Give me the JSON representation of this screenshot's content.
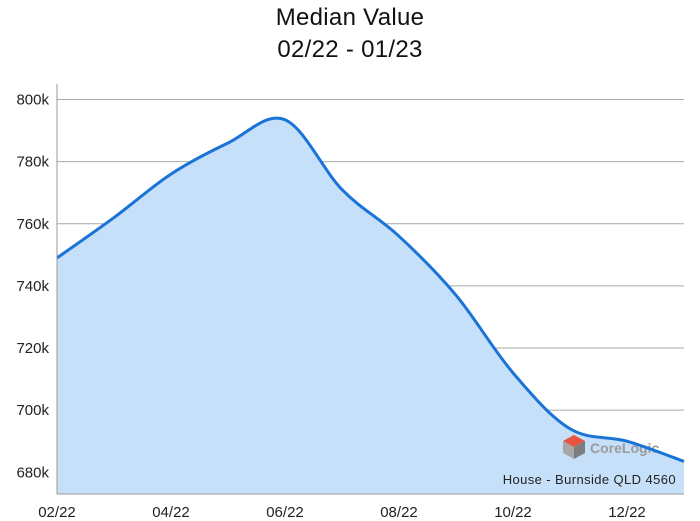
{
  "chart_data": {
    "type": "area",
    "title": "Median Value",
    "subtitle": "02/22 - 01/23",
    "x": [
      "02/22",
      "03/22",
      "04/22",
      "05/22",
      "06/22",
      "07/22",
      "08/22",
      "09/22",
      "10/22",
      "11/22",
      "12/22",
      "01/23"
    ],
    "x_tick_labels": [
      "02/22",
      "04/22",
      "06/22",
      "08/22",
      "10/22",
      "12/22"
    ],
    "y_tick_labels": [
      "680k",
      "700k",
      "720k",
      "740k",
      "760k",
      "780k",
      "800k"
    ],
    "y_ticks": [
      680000,
      700000,
      720000,
      740000,
      760000,
      780000,
      800000
    ],
    "ylim": [
      673000,
      805000
    ],
    "series": [
      {
        "values": [
          749000,
          762000,
          776000,
          786000,
          793500,
          771000,
          756000,
          737000,
          712000,
          694000,
          690000,
          683500
        ]
      }
    ],
    "colors": {
      "line": "#1a73d6",
      "fill": "#c6e0f9",
      "grid": "#a9a9a9"
    },
    "annotation": "House - Burnside QLD 4560",
    "grid": true,
    "legend": "none"
  },
  "watermark": {
    "text": "CoreLogic",
    "icon": "corelogic-logo-icon"
  }
}
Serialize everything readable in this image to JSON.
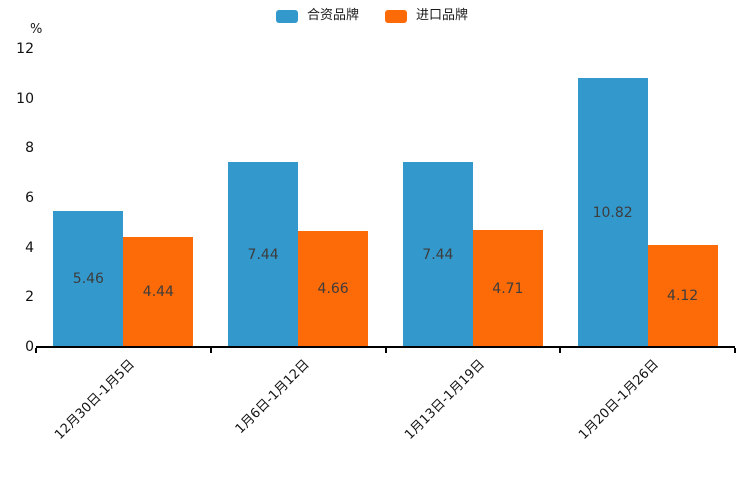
{
  "chart_data": {
    "type": "bar",
    "categories": [
      "12月30日-1月5日",
      "1月6日-1月12日",
      "1月13日-1月19日",
      "1月20日-1月26日"
    ],
    "series": [
      {
        "name": "合资品牌",
        "color": "#3398cc",
        "values": [
          5.46,
          7.44,
          7.44,
          10.82
        ]
      },
      {
        "name": "进口品牌",
        "color": "#fd6a08",
        "values": [
          4.44,
          4.66,
          4.71,
          4.12
        ]
      }
    ],
    "title": "",
    "xlabel": "",
    "ylabel": "%",
    "ylim": [
      0,
      12
    ],
    "yticks": [
      0,
      2,
      4,
      6,
      8,
      10,
      12
    ],
    "grid": false,
    "legend_position": "top-center",
    "value_labels": "inside-center",
    "value_label_texts": {
      "合资品牌": [
        "5.46",
        "7.44",
        "7.44",
        "10.82"
      ],
      "进口品牌": [
        "4.44",
        "4.66",
        "4.71",
        "4.12"
      ]
    },
    "x_label_rotation_deg": -45
  }
}
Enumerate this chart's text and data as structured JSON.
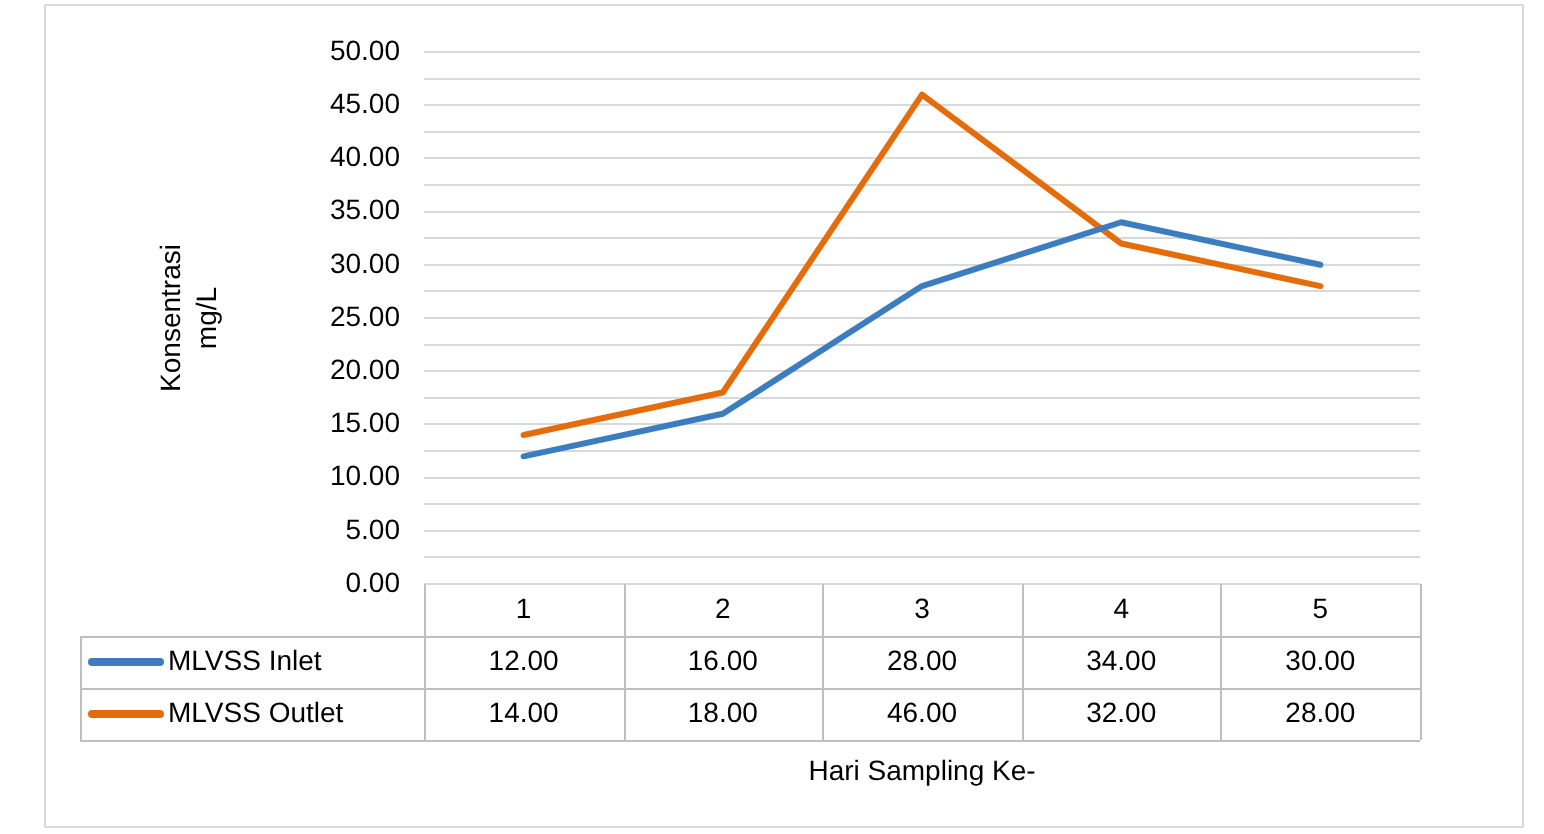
{
  "chart_data": {
    "type": "line",
    "categories": [
      "1",
      "2",
      "3",
      "4",
      "5"
    ],
    "xlabel": "Hari Sampling Ke-",
    "ylabel": "Konsentrasi\nmg/L",
    "series": [
      {
        "name": "MLVSS Inlet",
        "color": "#3c7dc0",
        "values": [
          12,
          16,
          28,
          34,
          30
        ],
        "value_labels": [
          "12.00",
          "16.00",
          "28.00",
          "34.00",
          "30.00"
        ]
      },
      {
        "name": "MLVSS Outlet",
        "color": "#e46c0a",
        "values": [
          14,
          18,
          46,
          32,
          28
        ],
        "value_labels": [
          "14.00",
          "18.00",
          "46.00",
          "32.00",
          "28.00"
        ]
      }
    ],
    "ylim": [
      0,
      50
    ],
    "yticks": [
      {
        "value": 0,
        "label": "0.00"
      },
      {
        "value": 2.5,
        "label": null
      },
      {
        "value": 5,
        "label": "5.00"
      },
      {
        "value": 7.5,
        "label": null
      },
      {
        "value": 10,
        "label": "10.00"
      },
      {
        "value": 12.5,
        "label": null
      },
      {
        "value": 15,
        "label": "15.00"
      },
      {
        "value": 17.5,
        "label": null
      },
      {
        "value": 20,
        "label": "20.00"
      },
      {
        "value": 22.5,
        "label": null
      },
      {
        "value": 25,
        "label": "25.00"
      },
      {
        "value": 27.5,
        "label": null
      },
      {
        "value": 30,
        "label": "30.00"
      },
      {
        "value": 32.5,
        "label": null
      },
      {
        "value": 35,
        "label": "35.00"
      },
      {
        "value": 37.5,
        "label": null
      },
      {
        "value": 40,
        "label": "40.00"
      },
      {
        "value": 42.5,
        "label": null
      },
      {
        "value": 45,
        "label": "45.00"
      },
      {
        "value": 47.5,
        "label": null
      },
      {
        "value": 50,
        "label": "50.00"
      }
    ],
    "grid": "y",
    "legend": "bottom",
    "marker": "none",
    "line_style": "solid"
  }
}
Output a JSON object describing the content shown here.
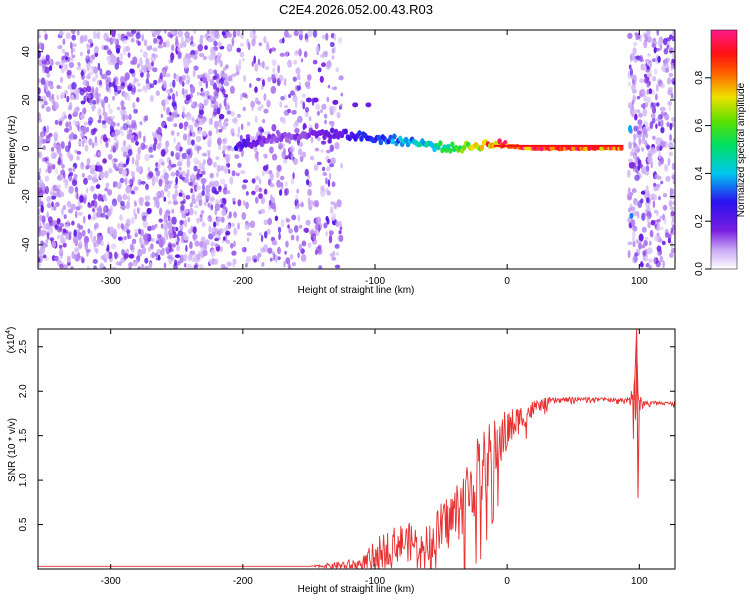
{
  "figure": {
    "title": "C2E4.2026.052.00.43.R03"
  },
  "chart_data": [
    {
      "type": "heatmap",
      "xlabel": "Height of straight line (km)",
      "ylabel": "Frequency (Hz)",
      "xlim": [
        -355,
        127
      ],
      "ylim": [
        -50,
        49
      ],
      "xticks": [
        -300,
        -200,
        -100,
        0,
        100
      ],
      "yticks": [
        -40,
        -20,
        0,
        20,
        40
      ],
      "colorbar": {
        "label": "Normalized spectral amplitude",
        "range": [
          0.0,
          1.0
        ],
        "ticks": [
          0.0,
          0.2,
          0.4,
          0.6,
          0.8
        ],
        "tick_labels": [
          "0.0",
          "0.2",
          "0.4",
          "0.6",
          "0.8"
        ],
        "colormap": "rainbow (purple-blue-cyan-green-yellow-red-pink)"
      },
      "regions": [
        {
          "x_range": [
            -355,
            -210
          ],
          "description": "dense noise",
          "amplitude": 0.1
        },
        {
          "x_range": [
            -210,
            -125
          ],
          "description": "sparse noise",
          "amplitude": 0.05
        },
        {
          "x_range": [
            92,
            127
          ],
          "description": "dense noise",
          "amplitude": 0.1
        }
      ],
      "signal_track": [
        {
          "x": -205,
          "freq": 1,
          "amp": 0.25
        },
        {
          "x": -180,
          "freq": 4,
          "amp": 0.15
        },
        {
          "x": -150,
          "freq": 6,
          "amp": 0.15
        },
        {
          "x": -125,
          "freq": 6,
          "amp": 0.2
        },
        {
          "x": -100,
          "freq": 4,
          "amp": 0.35
        },
        {
          "x": -75,
          "freq": 3,
          "amp": 0.4
        },
        {
          "x": -55,
          "freq": 1,
          "amp": 0.5
        },
        {
          "x": -40,
          "freq": 0,
          "amp": 0.55
        },
        {
          "x": -25,
          "freq": 1,
          "amp": 0.7
        },
        {
          "x": -10,
          "freq": 2,
          "amp": 0.9
        },
        {
          "x": 0,
          "freq": 1,
          "amp": 0.9
        },
        {
          "x": 20,
          "freq": 0,
          "amp": 0.95
        },
        {
          "x": 50,
          "freq": 0,
          "amp": 0.95
        },
        {
          "x": 88,
          "freq": 0,
          "amp": 0.9
        }
      ]
    },
    {
      "type": "line",
      "xlabel": "Height of straight line (km)",
      "ylabel": "SNR (10 * v/v)",
      "y_multiplier": "(x10",
      "y_multiplier_exp": "4",
      "y_multiplier_close": ")",
      "xlim": [
        -355,
        127
      ],
      "ylim": [
        0,
        2.7
      ],
      "xticks": [
        -300,
        -200,
        -100,
        0,
        100
      ],
      "yticks": [
        0.5,
        1.0,
        1.5,
        2.0,
        2.5
      ],
      "ytick_labels": [
        "0.5",
        "1.0",
        "1.5",
        "2.0",
        "2.5"
      ],
      "series": [
        {
          "color": "#e83030",
          "x": [
            -355,
            -300,
            -250,
            -200,
            -150,
            -110,
            -100,
            -90,
            -80,
            -70,
            -60,
            -50,
            -40,
            -30,
            -20,
            -10,
            0,
            10,
            20,
            30,
            40,
            60,
            80,
            90,
            95,
            98,
            100,
            105,
            110,
            127
          ],
          "y": [
            0.03,
            0.03,
            0.03,
            0.03,
            0.03,
            0.05,
            0.15,
            0.25,
            0.3,
            0.3,
            0.3,
            0.45,
            0.6,
            0.85,
            1.1,
            1.35,
            1.55,
            1.7,
            1.8,
            1.88,
            1.9,
            1.92,
            1.9,
            1.9,
            1.95,
            2.0,
            1.85,
            1.87,
            1.87,
            1.86
          ],
          "noise": [
            0,
            0,
            0,
            0,
            0,
            0.08,
            0.18,
            0.2,
            0.22,
            0.22,
            0.2,
            0.3,
            0.35,
            0.4,
            0.45,
            0.35,
            0.25,
            0.15,
            0.1,
            0.05,
            0.03,
            0.02,
            0.02,
            0.02,
            0.15,
            0.6,
            0.1,
            0.02,
            0.02,
            0.02
          ]
        }
      ]
    }
  ]
}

> [Task prompt]: Filter out every line that lacks the word "type", and copy the rest.

> [Reply to the exercise]:
    "type": "area",
    "type": "bar",
    "type": "line",
      "type": "heatmap",
      "type": "line",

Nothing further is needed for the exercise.